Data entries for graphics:

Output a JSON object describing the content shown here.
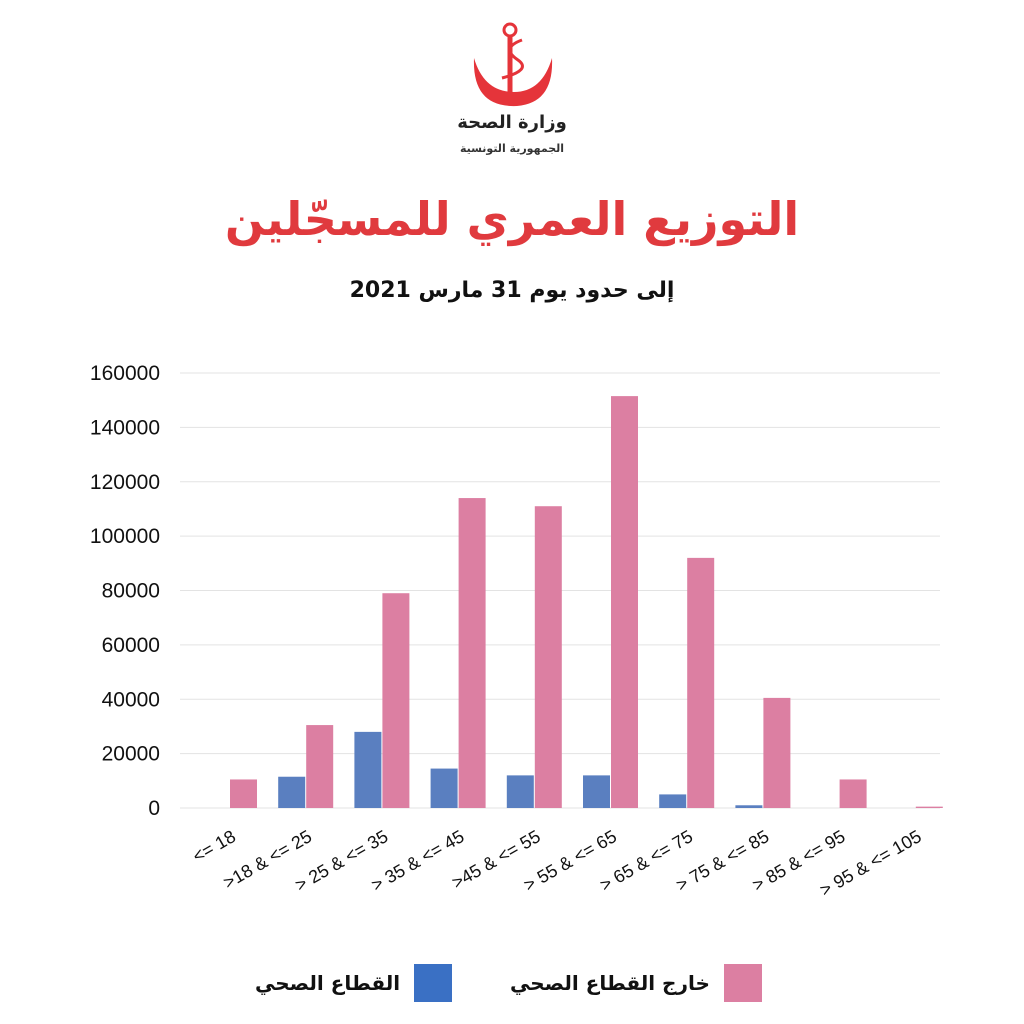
{
  "header": {
    "ministry": "وزارة الصحة",
    "republic": "الجمهورية التونسية",
    "title": "التوزيع العمري للمسجّلين",
    "subtitle": "إلى حدود يوم 31 مارس 2021"
  },
  "colors": {
    "outside": "#dc7fa2",
    "inside": "#5a7fc0",
    "legend_inside": "#3a70c4",
    "title": "#e03a3e",
    "logo": "#e5343a"
  },
  "chart_data": {
    "type": "bar",
    "title": "",
    "xlabel": "",
    "ylabel": "",
    "ylim": [
      0,
      160000
    ],
    "yticks": [
      0,
      20000,
      40000,
      60000,
      80000,
      100000,
      120000,
      140000,
      160000
    ],
    "categories": [
      "<= 18",
      ">18 & <= 25",
      "> 25 & <= 35",
      "> 35 & <= 45",
      ">45 & <= 55",
      "> 55 & <= 65",
      "> 65 & <= 75",
      "> 75 & <= 85",
      "> 85 & <= 95",
      "> 95 & <= 105"
    ],
    "grid": true,
    "legend_position": "bottom",
    "series": [
      {
        "name": "القطاع الصحي",
        "color": "#5a7fc0",
        "values": [
          0,
          11500,
          28000,
          14500,
          12000,
          12000,
          5000,
          1000,
          0,
          0
        ]
      },
      {
        "name": "خارج القطاع الصحي",
        "color": "#dc7fa2",
        "values": [
          10500,
          30500,
          79000,
          114000,
          111000,
          151500,
          92000,
          40500,
          10500,
          500
        ]
      }
    ]
  }
}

Do this:
Working from the material above, transcribe it exactly while omitting pictures.

Finished exercise:
Output a JSON object describing the content shown here.
{
  "header": {
    "ministry": "وزارة الصحة",
    "republic": "الجمهورية التونسية",
    "title": "التوزيع العمري للمسجّلين",
    "subtitle": "إلى حدود يوم 31 مارس 2021"
  },
  "colors": {
    "outside": "#dc7fa2",
    "inside": "#5a7fc0",
    "legend_inside": "#3a70c4",
    "title": "#e03a3e",
    "logo": "#e5343a"
  },
  "chart_data": {
    "type": "bar",
    "title": "",
    "xlabel": "",
    "ylabel": "",
    "ylim": [
      0,
      160000
    ],
    "yticks": [
      0,
      20000,
      40000,
      60000,
      80000,
      100000,
      120000,
      140000,
      160000
    ],
    "categories": [
      "<= 18",
      ">18 & <= 25",
      "> 25 & <= 35",
      "> 35 & <= 45",
      ">45 & <= 55",
      "> 55 & <= 65",
      "> 65 & <= 75",
      "> 75 & <= 85",
      "> 85 & <= 95",
      "> 95 & <= 105"
    ],
    "grid": true,
    "legend_position": "bottom",
    "series": [
      {
        "name": "القطاع الصحي",
        "color": "#5a7fc0",
        "values": [
          0,
          11500,
          28000,
          14500,
          12000,
          12000,
          5000,
          1000,
          0,
          0
        ]
      },
      {
        "name": "خارج القطاع الصحي",
        "color": "#dc7fa2",
        "values": [
          10500,
          30500,
          79000,
          114000,
          111000,
          151500,
          92000,
          40500,
          10500,
          500
        ]
      }
    ]
  }
}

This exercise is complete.